--- RECORDS SUPPLIED ---

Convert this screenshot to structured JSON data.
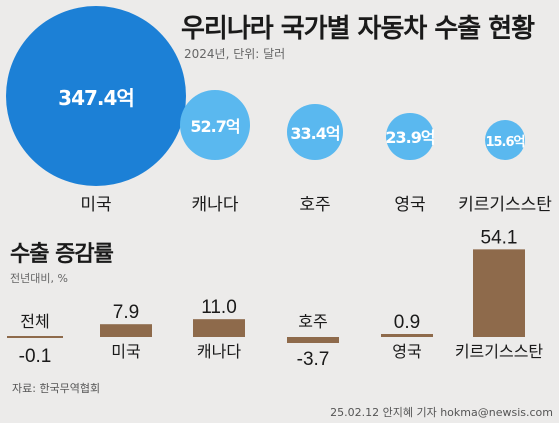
{
  "header": {
    "title": "우리나라 국가별 자동차 수출 현황",
    "subtitle": "2024년, 단위: 달러"
  },
  "growth": {
    "title": "수출 증감률",
    "unit": "전년대비, %"
  },
  "footer": {
    "source": "자료: 한국무역협회",
    "credit": "25.02.12 안지혜 기자 hokma@newsis.com"
  },
  "colors": {
    "bubble_large": "#1c80d6",
    "bubble_small": "#5ab8ef",
    "bar": "#8e6a4b",
    "baseline": "#8e6a4b"
  },
  "chart_data": [
    {
      "type": "scatter",
      "title": "우리나라 국가별 자동차 수출 현황",
      "subtitle": "2024년, 단위: 달러",
      "categories": [
        "미국",
        "캐나다",
        "호주",
        "영국",
        "키르기스스탄"
      ],
      "values": [
        347.4,
        52.7,
        33.4,
        23.9,
        15.6
      ],
      "value_labels": [
        "347.4억",
        "52.7억",
        "33.4억",
        "23.9억",
        "15.6억"
      ]
    },
    {
      "type": "bar",
      "title": "수출 증감률",
      "subtitle": "전년대비, %",
      "categories": [
        "전체",
        "미국",
        "캐나다",
        "호주",
        "영국",
        "키르기스스탄"
      ],
      "values": [
        -0.1,
        7.9,
        11.0,
        -3.7,
        0.9,
        54.1
      ],
      "value_labels": [
        "-0.1",
        "7.9",
        "11.0",
        "-3.7",
        "0.9",
        "54.1"
      ]
    }
  ]
}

---

__JOB__: Write out again every line above exactly as given; the pictures do not belong in the copy.

__RESPONSE__:
Convert this screenshot to structured JSON data.
{
  "header": {
    "title": "우리나라 국가별 자동차 수출 현황",
    "subtitle": "2024년, 단위: 달러"
  },
  "growth": {
    "title": "수출 증감률",
    "unit": "전년대비, %"
  },
  "footer": {
    "source": "자료: 한국무역협회",
    "credit": "25.02.12 안지혜 기자 hokma@newsis.com"
  },
  "colors": {
    "bubble_large": "#1c80d6",
    "bubble_small": "#5ab8ef",
    "bar": "#8e6a4b",
    "baseline": "#8e6a4b"
  },
  "chart_data": [
    {
      "type": "scatter",
      "title": "우리나라 국가별 자동차 수출 현황",
      "subtitle": "2024년, 단위: 달러",
      "categories": [
        "미국",
        "캐나다",
        "호주",
        "영국",
        "키르기스스탄"
      ],
      "values": [
        347.4,
        52.7,
        33.4,
        23.9,
        15.6
      ],
      "value_labels": [
        "347.4억",
        "52.7억",
        "33.4억",
        "23.9억",
        "15.6억"
      ]
    },
    {
      "type": "bar",
      "title": "수출 증감률",
      "subtitle": "전년대비, %",
      "categories": [
        "전체",
        "미국",
        "캐나다",
        "호주",
        "영국",
        "키르기스스탄"
      ],
      "values": [
        -0.1,
        7.9,
        11.0,
        -3.7,
        0.9,
        54.1
      ],
      "value_labels": [
        "-0.1",
        "7.9",
        "11.0",
        "-3.7",
        "0.9",
        "54.1"
      ]
    }
  ]
}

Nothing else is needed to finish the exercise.